What you are asked to do
Copy each line that contains the word "name".

Stored records

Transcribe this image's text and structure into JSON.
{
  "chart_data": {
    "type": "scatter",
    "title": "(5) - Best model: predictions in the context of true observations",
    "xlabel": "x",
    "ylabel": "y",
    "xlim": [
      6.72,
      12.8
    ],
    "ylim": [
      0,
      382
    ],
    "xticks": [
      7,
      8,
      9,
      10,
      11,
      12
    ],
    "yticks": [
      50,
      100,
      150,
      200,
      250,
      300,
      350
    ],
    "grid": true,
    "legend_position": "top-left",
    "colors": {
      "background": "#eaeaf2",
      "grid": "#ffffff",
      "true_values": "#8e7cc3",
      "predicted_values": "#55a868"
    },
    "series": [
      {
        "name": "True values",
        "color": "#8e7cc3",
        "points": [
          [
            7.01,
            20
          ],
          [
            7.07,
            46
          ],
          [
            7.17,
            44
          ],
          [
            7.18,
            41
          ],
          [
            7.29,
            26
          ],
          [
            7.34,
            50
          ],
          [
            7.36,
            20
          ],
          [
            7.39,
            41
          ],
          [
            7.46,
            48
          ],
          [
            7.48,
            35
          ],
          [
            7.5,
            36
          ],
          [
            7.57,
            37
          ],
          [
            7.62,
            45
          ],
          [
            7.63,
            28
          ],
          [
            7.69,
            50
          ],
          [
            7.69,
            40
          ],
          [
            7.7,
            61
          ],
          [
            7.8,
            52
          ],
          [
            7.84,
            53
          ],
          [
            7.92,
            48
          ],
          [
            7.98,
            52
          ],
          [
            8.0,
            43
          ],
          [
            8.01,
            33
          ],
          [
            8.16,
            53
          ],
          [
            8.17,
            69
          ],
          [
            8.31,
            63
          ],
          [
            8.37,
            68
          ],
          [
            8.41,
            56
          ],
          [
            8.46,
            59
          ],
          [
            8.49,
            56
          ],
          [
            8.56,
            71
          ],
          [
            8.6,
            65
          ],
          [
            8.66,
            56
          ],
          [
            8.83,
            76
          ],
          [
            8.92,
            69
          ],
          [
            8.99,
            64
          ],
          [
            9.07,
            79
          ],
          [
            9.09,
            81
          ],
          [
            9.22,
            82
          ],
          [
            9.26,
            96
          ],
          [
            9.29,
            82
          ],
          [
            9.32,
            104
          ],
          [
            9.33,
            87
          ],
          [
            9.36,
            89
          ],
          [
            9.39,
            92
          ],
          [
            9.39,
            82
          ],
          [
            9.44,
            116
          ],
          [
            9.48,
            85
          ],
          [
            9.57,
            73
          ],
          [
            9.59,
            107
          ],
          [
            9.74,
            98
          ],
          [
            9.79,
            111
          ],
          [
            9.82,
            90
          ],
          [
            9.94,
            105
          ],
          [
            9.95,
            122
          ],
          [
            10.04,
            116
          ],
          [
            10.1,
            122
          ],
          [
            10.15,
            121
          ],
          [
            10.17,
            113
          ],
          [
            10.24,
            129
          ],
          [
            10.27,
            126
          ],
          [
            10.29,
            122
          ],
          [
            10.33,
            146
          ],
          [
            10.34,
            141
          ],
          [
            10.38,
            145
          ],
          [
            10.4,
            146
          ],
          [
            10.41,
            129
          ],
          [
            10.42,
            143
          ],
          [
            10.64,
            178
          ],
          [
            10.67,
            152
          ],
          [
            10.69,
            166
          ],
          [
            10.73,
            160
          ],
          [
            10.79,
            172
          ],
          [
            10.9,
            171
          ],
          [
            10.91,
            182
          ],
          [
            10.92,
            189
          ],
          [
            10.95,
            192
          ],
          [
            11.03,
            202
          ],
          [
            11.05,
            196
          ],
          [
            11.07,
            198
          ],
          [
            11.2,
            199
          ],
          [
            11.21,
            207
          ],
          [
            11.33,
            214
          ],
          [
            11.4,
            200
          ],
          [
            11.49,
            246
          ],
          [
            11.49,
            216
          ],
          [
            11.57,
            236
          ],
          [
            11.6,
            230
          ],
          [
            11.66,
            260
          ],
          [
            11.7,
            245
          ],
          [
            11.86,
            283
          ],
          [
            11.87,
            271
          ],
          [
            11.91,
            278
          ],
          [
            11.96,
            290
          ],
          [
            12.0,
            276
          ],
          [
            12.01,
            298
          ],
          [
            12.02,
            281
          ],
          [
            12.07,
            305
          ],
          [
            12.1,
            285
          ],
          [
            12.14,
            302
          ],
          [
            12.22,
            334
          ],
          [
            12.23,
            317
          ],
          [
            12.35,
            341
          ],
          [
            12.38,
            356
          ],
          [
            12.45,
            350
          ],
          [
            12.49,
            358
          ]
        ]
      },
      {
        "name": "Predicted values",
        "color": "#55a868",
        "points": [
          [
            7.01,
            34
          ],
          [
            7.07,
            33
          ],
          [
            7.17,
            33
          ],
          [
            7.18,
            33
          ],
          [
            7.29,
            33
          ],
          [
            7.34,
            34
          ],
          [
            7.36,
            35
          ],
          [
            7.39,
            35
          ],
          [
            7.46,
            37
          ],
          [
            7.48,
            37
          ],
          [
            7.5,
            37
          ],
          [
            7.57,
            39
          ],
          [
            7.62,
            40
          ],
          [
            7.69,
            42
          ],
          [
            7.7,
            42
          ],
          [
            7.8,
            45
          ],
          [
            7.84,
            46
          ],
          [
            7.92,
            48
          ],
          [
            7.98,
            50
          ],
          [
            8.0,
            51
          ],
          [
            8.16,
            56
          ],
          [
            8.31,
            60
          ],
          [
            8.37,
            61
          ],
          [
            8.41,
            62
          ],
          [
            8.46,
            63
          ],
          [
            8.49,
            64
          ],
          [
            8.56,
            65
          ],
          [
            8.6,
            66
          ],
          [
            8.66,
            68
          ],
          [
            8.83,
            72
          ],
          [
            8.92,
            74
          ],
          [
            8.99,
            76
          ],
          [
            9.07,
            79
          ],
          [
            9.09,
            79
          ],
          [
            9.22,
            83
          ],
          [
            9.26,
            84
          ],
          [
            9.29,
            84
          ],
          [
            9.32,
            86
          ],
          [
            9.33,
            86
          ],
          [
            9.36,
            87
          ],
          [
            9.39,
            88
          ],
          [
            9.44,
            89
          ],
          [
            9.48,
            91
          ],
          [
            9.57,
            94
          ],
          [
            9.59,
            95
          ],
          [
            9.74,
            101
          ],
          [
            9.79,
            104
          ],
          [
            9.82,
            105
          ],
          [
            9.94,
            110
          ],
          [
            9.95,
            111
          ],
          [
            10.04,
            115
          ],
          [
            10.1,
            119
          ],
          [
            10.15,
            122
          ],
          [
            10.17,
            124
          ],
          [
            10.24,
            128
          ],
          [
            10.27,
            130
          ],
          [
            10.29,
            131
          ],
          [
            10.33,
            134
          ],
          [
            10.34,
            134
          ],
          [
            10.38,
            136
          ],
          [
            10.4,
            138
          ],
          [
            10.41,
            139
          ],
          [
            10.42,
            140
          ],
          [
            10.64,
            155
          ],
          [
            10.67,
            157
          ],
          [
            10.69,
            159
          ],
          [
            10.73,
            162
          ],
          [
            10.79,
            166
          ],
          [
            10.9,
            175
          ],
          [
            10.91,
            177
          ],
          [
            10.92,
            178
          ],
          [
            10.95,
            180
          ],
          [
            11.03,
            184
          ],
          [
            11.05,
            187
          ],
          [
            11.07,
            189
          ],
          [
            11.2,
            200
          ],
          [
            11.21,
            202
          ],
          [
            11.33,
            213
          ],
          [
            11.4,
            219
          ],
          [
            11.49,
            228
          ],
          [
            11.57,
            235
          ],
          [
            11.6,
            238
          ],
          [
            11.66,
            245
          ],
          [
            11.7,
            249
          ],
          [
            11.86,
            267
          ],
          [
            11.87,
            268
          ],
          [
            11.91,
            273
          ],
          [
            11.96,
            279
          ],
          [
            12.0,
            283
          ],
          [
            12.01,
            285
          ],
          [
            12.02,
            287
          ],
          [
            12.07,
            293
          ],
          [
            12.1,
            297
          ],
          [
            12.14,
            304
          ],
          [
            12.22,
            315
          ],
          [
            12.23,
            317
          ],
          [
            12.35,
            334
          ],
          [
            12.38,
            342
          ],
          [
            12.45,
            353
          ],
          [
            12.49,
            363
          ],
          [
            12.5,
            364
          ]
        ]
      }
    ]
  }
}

Problem solution
        "name": "True values",
        "name": "Predicted values",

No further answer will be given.